→ Exercise directions
Images excluded, repeat each entry below exactly.

→ Excerpted data
## begin

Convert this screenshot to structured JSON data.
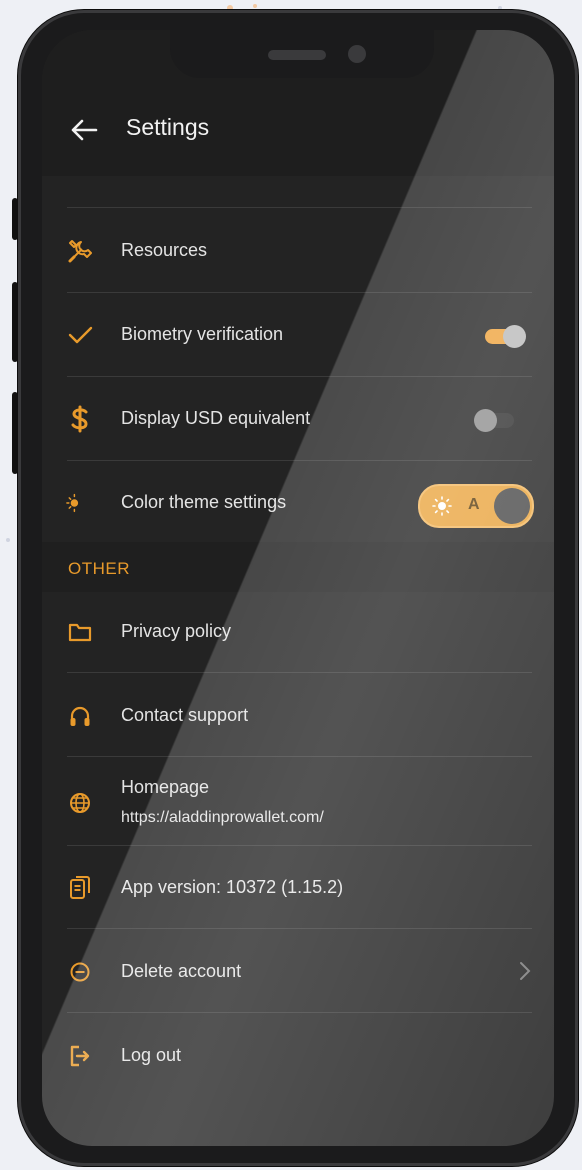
{
  "header": {
    "title": "Settings"
  },
  "rows": [
    {
      "label": "Resources",
      "icon": "tools-icon"
    },
    {
      "label": "Biometry verification",
      "icon": "check-icon",
      "toggle": true
    },
    {
      "label": "Display USD equivalent",
      "icon": "dollar-icon",
      "toggle": false
    },
    {
      "label": "Color theme settings",
      "icon": "theme-icon",
      "theme_mode_label": "A"
    }
  ],
  "other": {
    "section_title": "OTHER",
    "items": [
      {
        "label": "Privacy policy",
        "icon": "folder-icon"
      },
      {
        "label": "Contact support",
        "icon": "headphones-icon"
      },
      {
        "label": "Homepage",
        "sub": "https://aladdinprowallet.com/",
        "icon": "globe-icon"
      },
      {
        "label": "App version: 10372 (1.15.2)",
        "icon": "document-icon"
      },
      {
        "label": "Delete account",
        "icon": "minus-circle-icon"
      },
      {
        "label": "Log out",
        "icon": "logout-icon"
      }
    ]
  },
  "colors": {
    "accent": "#e89a2b",
    "background": "#232323",
    "header": "#1e1e1e"
  }
}
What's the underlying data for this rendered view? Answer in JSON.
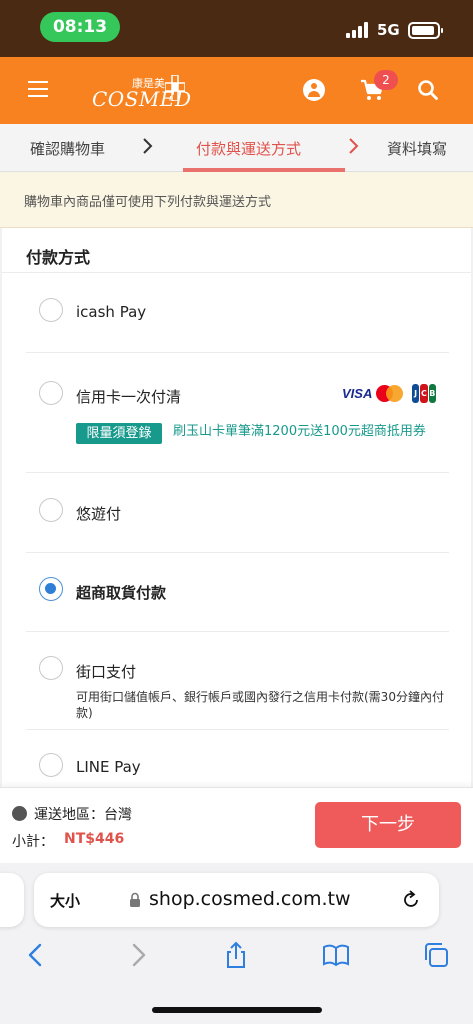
{
  "status_bar": {
    "time": "08:13",
    "network": "5G"
  },
  "header": {
    "logo_cn": "康是美",
    "logo_en": "COSMED",
    "cart_count": "2",
    "brand_color": "#f7821f"
  },
  "steps": [
    {
      "label": "確認購物車"
    },
    {
      "label": "付款與運送方式"
    },
    {
      "label": "資料填寫"
    }
  ],
  "notice": "購物車內商品僅可使用下列付款與運送方式",
  "payment": {
    "title": "付款方式",
    "options": [
      {
        "label": "icash Pay",
        "checked": false
      },
      {
        "label": "信用卡一次付清",
        "checked": false,
        "promo_badge": "限量須登錄",
        "promo_text": "刷玉山卡單筆滿1200元送100元超商抵用券",
        "card_logos": [
          "VISA",
          "Mastercard",
          "JCB"
        ]
      },
      {
        "label": "悠遊付",
        "checked": false
      },
      {
        "label": "超商取貨付款",
        "checked": true
      },
      {
        "label": "街口支付",
        "checked": false,
        "description": "可用街口儲值帳戶、銀行帳戶或國內發行之信用卡付款(需30分鐘內付款)"
      },
      {
        "label": "LINE Pay",
        "checked": false
      }
    ]
  },
  "summary": {
    "region": "運送地區：台灣",
    "subtotal_label": "小計：",
    "subtotal_value": "NT$446",
    "next_button": "下一步"
  },
  "browser": {
    "text_size_label": "大小",
    "url": "shop.cosmed.com.tw"
  }
}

## end

→ Exercise output
Convert this screenshot to structured JSON data.
{
  "header": {
    "title": "Settings"
  },
  "rows": [
    {
      "label": "Resources",
      "icon": "tools-icon"
    },
    {
      "label": "Biometry verification",
      "icon": "check-icon",
      "toggle": true
    },
    {
      "label": "Display USD equivalent",
      "icon": "dollar-icon",
      "toggle": false
    },
    {
      "label": "Color theme settings",
      "icon": "theme-icon",
      "theme_mode_label": "A"
    }
  ],
  "other": {
    "section_title": "OTHER",
    "items": [
      {
        "label": "Privacy policy",
        "icon": "folder-icon"
      },
      {
        "label": "Contact support",
        "icon": "headphones-icon"
      },
      {
        "label": "Homepage",
        "sub": "https://aladdinprowallet.com/",
        "icon": "globe-icon"
      },
      {
        "label": "App version: 10372 (1.15.2)",
        "icon": "document-icon"
      },
      {
        "label": "Delete account",
        "icon": "minus-circle-icon"
      },
      {
        "label": "Log out",
        "icon": "logout-icon"
      }
    ]
  },
  "colors": {
    "accent": "#e89a2b",
    "background": "#232323",
    "header": "#1e1e1e"
  }
}
What's the underlying data for this rendered view? Answer in JSON.
{
  "status_bar": {
    "time": "08:13",
    "network": "5G"
  },
  "header": {
    "logo_cn": "康是美",
    "logo_en": "COSMED",
    "cart_count": "2",
    "brand_color": "#f7821f"
  },
  "steps": [
    {
      "label": "確認購物車"
    },
    {
      "label": "付款與運送方式"
    },
    {
      "label": "資料填寫"
    }
  ],
  "notice": "購物車內商品僅可使用下列付款與運送方式",
  "payment": {
    "title": "付款方式",
    "options": [
      {
        "label": "icash Pay",
        "checked": false
      },
      {
        "label": "信用卡一次付清",
        "checked": false,
        "promo_badge": "限量須登錄",
        "promo_text": "刷玉山卡單筆滿1200元送100元超商抵用券",
        "card_logos": [
          "VISA",
          "Mastercard",
          "JCB"
        ]
      },
      {
        "label": "悠遊付",
        "checked": false
      },
      {
        "label": "超商取貨付款",
        "checked": true
      },
      {
        "label": "街口支付",
        "checked": false,
        "description": "可用街口儲值帳戶、銀行帳戶或國內發行之信用卡付款(需30分鐘內付款)"
      },
      {
        "label": "LINE Pay",
        "checked": false
      }
    ]
  },
  "summary": {
    "region": "運送地區：台灣",
    "subtotal_label": "小計：",
    "subtotal_value": "NT$446",
    "next_button": "下一步"
  },
  "browser": {
    "text_size_label": "大小",
    "url": "shop.cosmed.com.tw"
  }
}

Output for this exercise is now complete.